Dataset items
____

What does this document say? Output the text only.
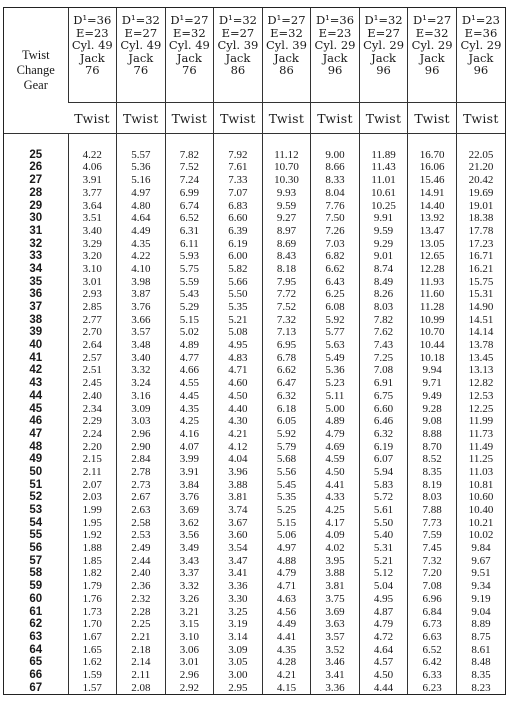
Twist
Change
Gear	D¹=36
E=23
Cyl. 49
Jack
76	D¹=32
E=27
Cyl. 49
Jack
76	D¹=27
E=32
Cyl. 49
Jack
76	D¹=32
E=27
Cyl. 39
Jack
86	D¹=27
E=32
Cyl. 39
Jack
86	D¹=36
E=23
Cyl. 29
Jack
96	D¹=32
E=27
Cyl. 29
Jack
96	D¹=27
E=32
Cyl. 29
Jack
96	D¹=23
E=36
Cyl. 29
Jack
96

	Twist	Twist	Twist	Twist	Twist	Twist	Twist	Twist	Twist

25	4.22	5.57	7.82	7.92	11.12	9.00	11.89	16.70	22.05
26	4.06	5.36	7.52	7.61	10.70	8.66	11.43	16.06	21.20
27	3.91	5.16	7.24	7.33	10.30	8.33	11.01	15.46	20.42
28	3.77	4.97	6.99	7.07	9.93	8.04	10.61	14.91	19.69
29	3.64	4.80	6.74	6.83	9.59	7.76	10.25	14.40	19.01
30	3.51	4.64	6.52	6.60	9.27	7.50	9.91	13.92	18.38
31	3.40	4.49	6.31	6.39	8.97	7.26	9.59	13.47	17.78
32	3.29	4.35	6.11	6.19	8.69	7.03	9.29	13.05	17.23
33	3.20	4.22	5.93	6.00	8.43	6.82	9.01	12.65	16.71
34	3.10	4.10	5.75	5.82	8.18	6.62	8.74	12.28	16.21
35	3.01	3.98	5.59	5.66	7.95	6.43	8.49	11.93	15.75
36	2.93	3.87	5.43	5.50	7.72	6.25	8.26	11.60	15.31
37	2.85	3.76	5.29	5.35	7.52	6.08	8.03	11.28	14.90
38	2.77	3.66	5.15	5.21	7.32	5.92	7.82	10.99	14.51
39	2.70	3.57	5.02	5.08	7.13	5.77	7.62	10.70	14.14
40	2.64	3.48	4.89	4.95	6.95	5.63	7.43	10.44	13.78
41	2.57	3.40	4.77	4.83	6.78	5.49	7.25	10.18	13.45
42	2.51	3.32	4.66	4.71	6.62	5.36	7.08	9.94	13.13
43	2.45	3.24	4.55	4.60	6.47	5.23	6.91	9.71	12.82
44	2.40	3.16	4.45	4.50	6.32	5.11	6.75	9.49	12.53
45	2.34	3.09	4.35	4.40	6.18	5.00	6.60	9.28	12.25
46	2.29	3.03	4.25	4.30	6.05	4.89	6.46	9.08	11.99
47	2.24	2.96	4.16	4.21	5.92	4.79	6.32	8.88	11.73
48	2.20	2.90	4.07	4.12	5.79	4.69	6.19	8.70	11.49
49	2.15	2.84	3.99	4.04	5.68	4.59	6.07	8.52	11.25
50	2.11	2.78	3.91	3.96	5.56	4.50	5.94	8.35	11.03
51	2.07	2.73	3.84	3.88	5.45	4.41	5.83	8.19	10.81
52	2.03	2.67	3.76	3.81	5.35	4.33	5.72	8.03	10.60
53	1.99	2.63	3.69	3.74	5.25	4.25	5.61	7.88	10.40
54	1.95	2.58	3.62	3.67	5.15	4.17	5.50	7.73	10.21
55	1.92	2.53	3.56	3.60	5.06	4.09	5.40	7.59	10.02
56	1.88	2.49	3.49	3.54	4.97	4.02	5.31	7.45	9.84
57	1.85	2.44	3.43	3.47	4.88	3.95	5.21	7.32	9.67
58	1.82	2.40	3.37	3.41	4.79	3.88	5.12	7.20	9.51
59	1.79	2.36	3.32	3.36	4.71	3.81	5.04	7.08	9.34
60	1.76	2.32	3.26	3.30	4.63	3.75	4.95	6.96	9.19
61	1.73	2.28	3.21	3.25	4.56	3.69	4.87	6.84	9.04
62	1.70	2.25	3.15	3.19	4.49	3.63	4.79	6.73	8.89
63	1.67	2.21	3.10	3.14	4.41	3.57	4.72	6.63	8.75
64	1.65	2.18	3.06	3.09	4.35	3.52	4.64	6.52	8.61
65	1.62	2.14	3.01	3.05	4.28	3.46	4.57	6.42	8.48
66	1.59	2.11	2.96	3.00	4.21	3.41	4.50	6.33	8.35
67	1.57	2.08	2.92	2.95	4.15	3.36	4.44	6.23	8.23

____

◆ EXERCISE ◆
Lines containing the string "Twist" are to be selected and copied.

◆ WRITTEN ANSWER ◆
Twist
	Twist	Twist	Twist	Twist	Twist	Twist	Twist	Twist	Twist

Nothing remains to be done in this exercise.